Dataset excerpts

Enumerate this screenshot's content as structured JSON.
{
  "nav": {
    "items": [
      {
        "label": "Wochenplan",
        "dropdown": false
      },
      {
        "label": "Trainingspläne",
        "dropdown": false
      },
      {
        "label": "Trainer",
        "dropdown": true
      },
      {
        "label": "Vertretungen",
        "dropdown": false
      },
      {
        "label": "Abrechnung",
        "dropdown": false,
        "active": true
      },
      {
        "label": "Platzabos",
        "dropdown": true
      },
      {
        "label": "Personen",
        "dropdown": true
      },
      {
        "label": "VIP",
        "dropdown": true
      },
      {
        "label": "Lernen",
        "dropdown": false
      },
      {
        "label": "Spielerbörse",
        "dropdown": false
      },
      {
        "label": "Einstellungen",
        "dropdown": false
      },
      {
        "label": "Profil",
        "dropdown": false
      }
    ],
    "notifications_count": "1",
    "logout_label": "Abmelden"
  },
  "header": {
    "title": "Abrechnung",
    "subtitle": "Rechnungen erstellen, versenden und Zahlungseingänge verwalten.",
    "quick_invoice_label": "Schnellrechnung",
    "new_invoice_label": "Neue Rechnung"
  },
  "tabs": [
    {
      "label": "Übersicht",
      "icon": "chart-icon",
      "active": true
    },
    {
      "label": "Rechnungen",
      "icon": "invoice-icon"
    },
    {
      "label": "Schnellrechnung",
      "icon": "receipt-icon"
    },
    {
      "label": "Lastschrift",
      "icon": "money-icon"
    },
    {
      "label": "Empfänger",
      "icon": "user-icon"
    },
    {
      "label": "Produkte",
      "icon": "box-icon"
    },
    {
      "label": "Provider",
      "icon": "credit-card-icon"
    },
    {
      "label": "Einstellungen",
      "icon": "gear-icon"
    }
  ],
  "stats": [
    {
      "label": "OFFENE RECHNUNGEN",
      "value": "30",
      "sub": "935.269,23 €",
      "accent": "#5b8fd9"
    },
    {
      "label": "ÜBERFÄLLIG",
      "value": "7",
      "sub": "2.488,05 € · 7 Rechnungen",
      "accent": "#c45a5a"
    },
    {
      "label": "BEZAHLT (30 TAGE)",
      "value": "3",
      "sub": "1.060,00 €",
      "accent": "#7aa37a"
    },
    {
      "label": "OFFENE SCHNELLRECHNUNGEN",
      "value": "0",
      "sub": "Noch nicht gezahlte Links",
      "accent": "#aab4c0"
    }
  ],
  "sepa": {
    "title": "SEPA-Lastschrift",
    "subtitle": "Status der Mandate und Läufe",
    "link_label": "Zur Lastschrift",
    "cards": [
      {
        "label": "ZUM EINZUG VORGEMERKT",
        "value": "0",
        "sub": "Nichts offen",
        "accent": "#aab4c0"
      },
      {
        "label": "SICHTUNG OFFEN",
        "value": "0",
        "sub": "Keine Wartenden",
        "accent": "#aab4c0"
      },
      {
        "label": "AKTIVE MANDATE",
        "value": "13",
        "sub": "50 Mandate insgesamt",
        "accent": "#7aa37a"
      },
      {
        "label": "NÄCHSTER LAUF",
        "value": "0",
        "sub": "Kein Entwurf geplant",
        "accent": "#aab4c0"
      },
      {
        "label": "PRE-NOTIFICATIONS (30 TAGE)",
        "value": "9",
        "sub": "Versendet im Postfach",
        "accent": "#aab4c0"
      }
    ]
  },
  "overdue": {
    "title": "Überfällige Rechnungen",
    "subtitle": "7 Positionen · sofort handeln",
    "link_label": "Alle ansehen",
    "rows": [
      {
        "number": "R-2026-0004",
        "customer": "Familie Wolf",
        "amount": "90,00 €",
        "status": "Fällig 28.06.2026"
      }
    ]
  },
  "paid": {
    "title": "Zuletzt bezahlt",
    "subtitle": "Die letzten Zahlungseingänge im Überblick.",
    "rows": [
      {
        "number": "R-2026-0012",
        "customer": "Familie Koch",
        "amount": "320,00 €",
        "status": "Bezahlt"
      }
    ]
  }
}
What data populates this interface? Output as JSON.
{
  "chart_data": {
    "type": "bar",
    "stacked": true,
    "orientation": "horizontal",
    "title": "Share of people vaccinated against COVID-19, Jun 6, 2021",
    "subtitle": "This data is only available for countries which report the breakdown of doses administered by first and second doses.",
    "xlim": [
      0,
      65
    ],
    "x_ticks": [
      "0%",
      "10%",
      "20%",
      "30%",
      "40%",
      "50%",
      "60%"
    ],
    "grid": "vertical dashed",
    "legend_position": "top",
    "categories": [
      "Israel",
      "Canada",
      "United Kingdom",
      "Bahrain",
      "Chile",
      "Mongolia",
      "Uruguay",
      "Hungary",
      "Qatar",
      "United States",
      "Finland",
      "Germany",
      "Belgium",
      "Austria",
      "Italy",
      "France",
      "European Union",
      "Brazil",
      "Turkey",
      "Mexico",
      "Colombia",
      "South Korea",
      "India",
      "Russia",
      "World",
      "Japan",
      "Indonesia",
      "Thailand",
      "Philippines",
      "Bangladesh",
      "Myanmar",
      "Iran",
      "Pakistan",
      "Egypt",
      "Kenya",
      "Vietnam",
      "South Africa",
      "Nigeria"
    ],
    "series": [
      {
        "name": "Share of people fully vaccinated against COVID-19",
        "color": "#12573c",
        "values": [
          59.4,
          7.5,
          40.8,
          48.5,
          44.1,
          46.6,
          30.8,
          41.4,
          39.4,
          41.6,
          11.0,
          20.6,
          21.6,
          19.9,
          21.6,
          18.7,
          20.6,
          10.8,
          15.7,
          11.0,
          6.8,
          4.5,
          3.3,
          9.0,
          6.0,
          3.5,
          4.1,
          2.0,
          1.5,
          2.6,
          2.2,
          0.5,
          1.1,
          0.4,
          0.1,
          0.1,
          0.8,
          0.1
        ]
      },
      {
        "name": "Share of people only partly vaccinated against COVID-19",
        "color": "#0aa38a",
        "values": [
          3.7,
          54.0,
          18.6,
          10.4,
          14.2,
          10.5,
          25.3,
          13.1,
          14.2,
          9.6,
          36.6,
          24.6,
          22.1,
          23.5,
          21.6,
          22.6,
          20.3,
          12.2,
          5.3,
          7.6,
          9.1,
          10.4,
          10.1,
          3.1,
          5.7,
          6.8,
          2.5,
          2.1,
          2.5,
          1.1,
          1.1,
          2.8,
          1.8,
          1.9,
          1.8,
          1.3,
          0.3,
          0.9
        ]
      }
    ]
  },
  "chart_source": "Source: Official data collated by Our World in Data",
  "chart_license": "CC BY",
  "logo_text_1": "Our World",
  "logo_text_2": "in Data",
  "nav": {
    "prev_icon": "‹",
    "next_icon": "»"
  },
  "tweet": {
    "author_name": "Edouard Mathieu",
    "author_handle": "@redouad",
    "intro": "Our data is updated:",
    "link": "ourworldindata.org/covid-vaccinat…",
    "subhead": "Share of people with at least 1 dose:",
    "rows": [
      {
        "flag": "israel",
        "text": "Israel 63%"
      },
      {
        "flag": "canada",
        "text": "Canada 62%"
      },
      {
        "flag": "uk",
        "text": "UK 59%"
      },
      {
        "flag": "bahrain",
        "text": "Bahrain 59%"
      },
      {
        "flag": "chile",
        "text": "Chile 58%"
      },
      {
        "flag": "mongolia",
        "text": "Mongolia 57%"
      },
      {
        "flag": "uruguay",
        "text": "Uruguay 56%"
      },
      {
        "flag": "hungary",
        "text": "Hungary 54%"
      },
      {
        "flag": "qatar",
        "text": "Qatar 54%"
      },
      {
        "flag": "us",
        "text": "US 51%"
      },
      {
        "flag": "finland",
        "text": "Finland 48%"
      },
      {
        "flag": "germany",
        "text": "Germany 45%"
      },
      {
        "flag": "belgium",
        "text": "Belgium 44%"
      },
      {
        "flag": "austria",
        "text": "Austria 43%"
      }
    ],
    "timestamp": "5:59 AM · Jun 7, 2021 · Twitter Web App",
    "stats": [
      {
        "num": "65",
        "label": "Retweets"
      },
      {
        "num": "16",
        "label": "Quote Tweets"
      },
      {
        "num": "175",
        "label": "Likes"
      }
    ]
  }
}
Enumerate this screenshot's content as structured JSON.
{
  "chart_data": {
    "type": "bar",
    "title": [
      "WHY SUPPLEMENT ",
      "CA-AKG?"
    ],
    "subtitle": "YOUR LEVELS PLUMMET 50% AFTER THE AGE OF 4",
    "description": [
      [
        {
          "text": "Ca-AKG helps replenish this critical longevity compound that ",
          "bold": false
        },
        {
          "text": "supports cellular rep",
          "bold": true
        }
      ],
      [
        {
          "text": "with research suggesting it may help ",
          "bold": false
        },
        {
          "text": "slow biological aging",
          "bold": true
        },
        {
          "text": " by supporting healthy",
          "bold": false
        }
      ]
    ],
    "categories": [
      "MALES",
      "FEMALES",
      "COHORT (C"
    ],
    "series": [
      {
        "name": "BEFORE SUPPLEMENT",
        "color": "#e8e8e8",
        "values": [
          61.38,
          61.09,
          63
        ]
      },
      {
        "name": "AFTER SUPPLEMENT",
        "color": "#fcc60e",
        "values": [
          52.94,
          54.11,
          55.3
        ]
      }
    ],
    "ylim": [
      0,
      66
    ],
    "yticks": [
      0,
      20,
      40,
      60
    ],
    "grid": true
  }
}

What is expected
Pull out every line in the material above where "TAGE" occurs.

Solution to this task
      "label": "BEZAHLT (30 TAGE)",
        "label": "PRE-NOTIFICATIONS (30 TAGE)",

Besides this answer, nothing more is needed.